**AIM OF THE TASK**
Collect each line holding the string "this".

· · ·

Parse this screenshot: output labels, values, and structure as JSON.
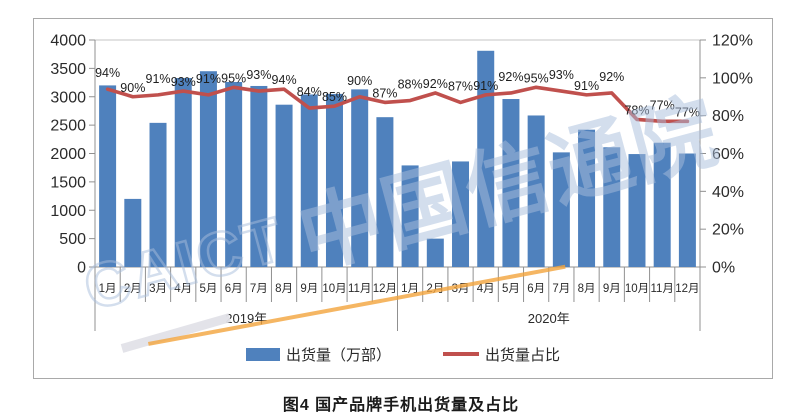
{
  "caption": "图4  国产品牌手机出货量及占比",
  "watermark": {
    "latin": "CAICT",
    "cjk": "中国信通院"
  },
  "legend": [
    {
      "label": "出货量（万部）",
      "marker": "bar-swatch",
      "color": "#4F81BD"
    },
    {
      "label": "出货量占比",
      "marker": "line-swatch",
      "color": "#C0504D"
    }
  ],
  "chart_data": {
    "type": "bar",
    "combo": "bar+line dual-axis",
    "categories": [
      "1月",
      "2月",
      "3月",
      "4月",
      "5月",
      "6月",
      "7月",
      "8月",
      "9月",
      "10月",
      "11月",
      "12月",
      "1月",
      "2月",
      "3月",
      "4月",
      "5月",
      "6月",
      "7月",
      "8月",
      "9月",
      "10月",
      "11月",
      "12月"
    ],
    "year_groups": [
      {
        "label": "2019年",
        "span": 12
      },
      {
        "label": "2020年",
        "span": 12
      }
    ],
    "series": [
      {
        "name": "出货量（万部）",
        "type": "bar",
        "axis": "left",
        "color": "#4F81BD",
        "values": [
          3200,
          1200,
          2540,
          3330,
          3450,
          3260,
          3190,
          2860,
          3040,
          3050,
          3130,
          2640,
          1790,
          500,
          1860,
          3810,
          2960,
          2670,
          2020,
          2420,
          2110,
          1990,
          2190,
          2000
        ]
      },
      {
        "name": "出货量占比",
        "type": "line",
        "axis": "right",
        "color": "#C0504D",
        "unit": "%",
        "values": [
          94,
          90,
          91,
          93,
          91,
          95,
          93,
          94,
          84,
          85,
          90,
          87,
          88,
          92,
          87,
          91,
          92,
          95,
          93,
          91,
          92,
          78,
          77,
          77
        ]
      }
    ],
    "left_axis": {
      "min": 0,
      "max": 4000,
      "step": 500,
      "suffix": ""
    },
    "right_axis": {
      "min": 0,
      "max": 120,
      "step": 20,
      "suffix": "%"
    },
    "data_labels": {
      "series": "出货量占比",
      "format": "{value}%"
    },
    "legend_position": "bottom",
    "grid": false
  }
}
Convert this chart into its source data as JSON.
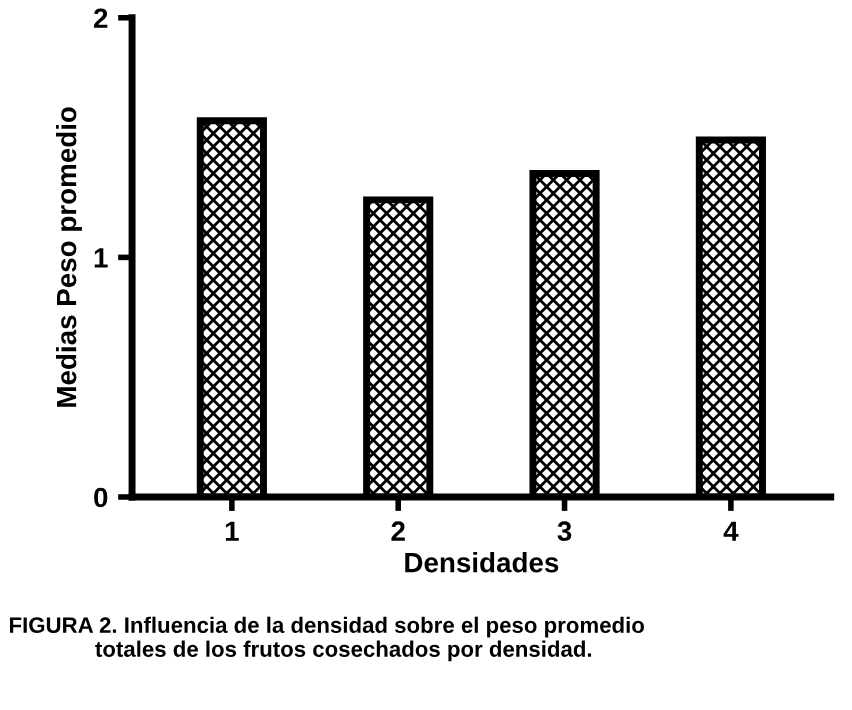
{
  "chart_data": {
    "type": "bar",
    "xlabel": "Densidades",
    "ylabel": "Medias Peso promedio",
    "categories": [
      "1",
      "2",
      "3",
      "4"
    ],
    "values": [
      1.57,
      1.24,
      1.35,
      1.49
    ],
    "color": "#000000",
    "ylim": [
      0,
      2
    ],
    "yticks": [
      0,
      1,
      2
    ],
    "grid": false,
    "legend": false,
    "annotations": [
      "FIGURA 2. Influencia de la densidad sobre el peso promedio\n              totales de los frutos cosechados por densidad."
    ]
  }
}
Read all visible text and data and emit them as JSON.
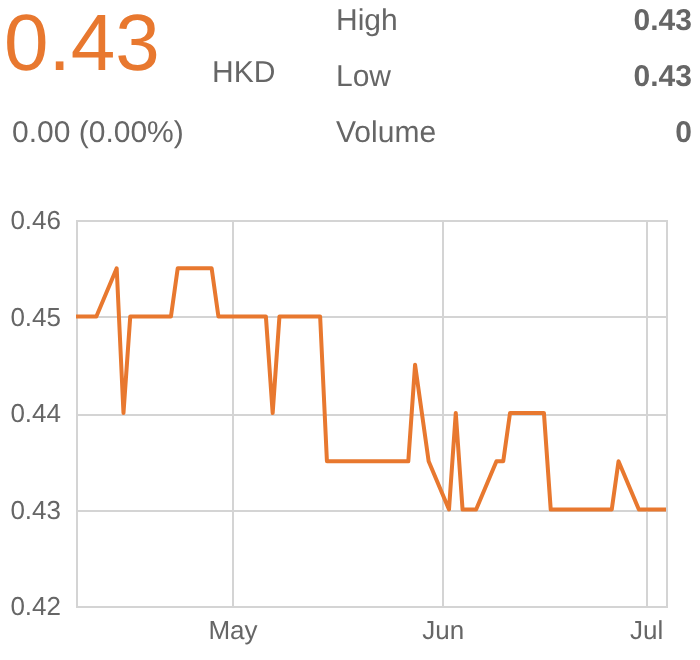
{
  "chart_data": {
    "type": "line",
    "annotations": [
      "0.43",
      "HKD",
      "0.00 (0.00%)",
      "High",
      "0.43",
      "Low",
      "0.43",
      "Volume",
      "0"
    ],
    "x": [
      "--04-08",
      "--04-11",
      "--04-14",
      "--04-15",
      "--04-16",
      "--04-22",
      "--04-23",
      "--04-28",
      "--04-29",
      "--05-06",
      "--05-07",
      "--05-08",
      "--05-14",
      "--05-15",
      "--05-27",
      "--05-28",
      "--05-30",
      "--06-02",
      "--06-03",
      "--06-04",
      "--06-06",
      "--06-09",
      "--06-10",
      "--06-11",
      "--06-16",
      "--06-17",
      "--06-26",
      "--06-27",
      "--06-30",
      "--07-04"
    ],
    "series": [
      {
        "color": "#e8782f",
        "values": [
          0.45,
          0.45,
          0.455,
          0.44,
          0.45,
          0.45,
          0.455,
          0.455,
          0.45,
          0.45,
          0.44,
          0.45,
          0.45,
          0.435,
          0.435,
          0.445,
          0.435,
          0.43,
          0.44,
          0.43,
          0.43,
          0.435,
          0.435,
          0.44,
          0.44,
          0.43,
          0.43,
          0.435,
          0.43,
          0.43
        ]
      }
    ],
    "xlim": [
      "--04-08",
      "--07-04"
    ],
    "xticks": [
      {
        "value": "--05-01",
        "label": "May"
      },
      {
        "value": "--06-01",
        "label": "Jun"
      },
      {
        "value": "--07-01",
        "label": "Jul"
      }
    ],
    "ylim": [
      0.42,
      0.46
    ],
    "yticks": [
      0.42,
      0.43,
      0.44,
      0.45,
      0.46
    ],
    "grid": true,
    "marker": "none",
    "line_style": "solid"
  }
}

· · ·

**FULL SOLUTION**
Parse this screenshot: output labels, values, and structure as JSON.
Convert this chart into its source data as JSON.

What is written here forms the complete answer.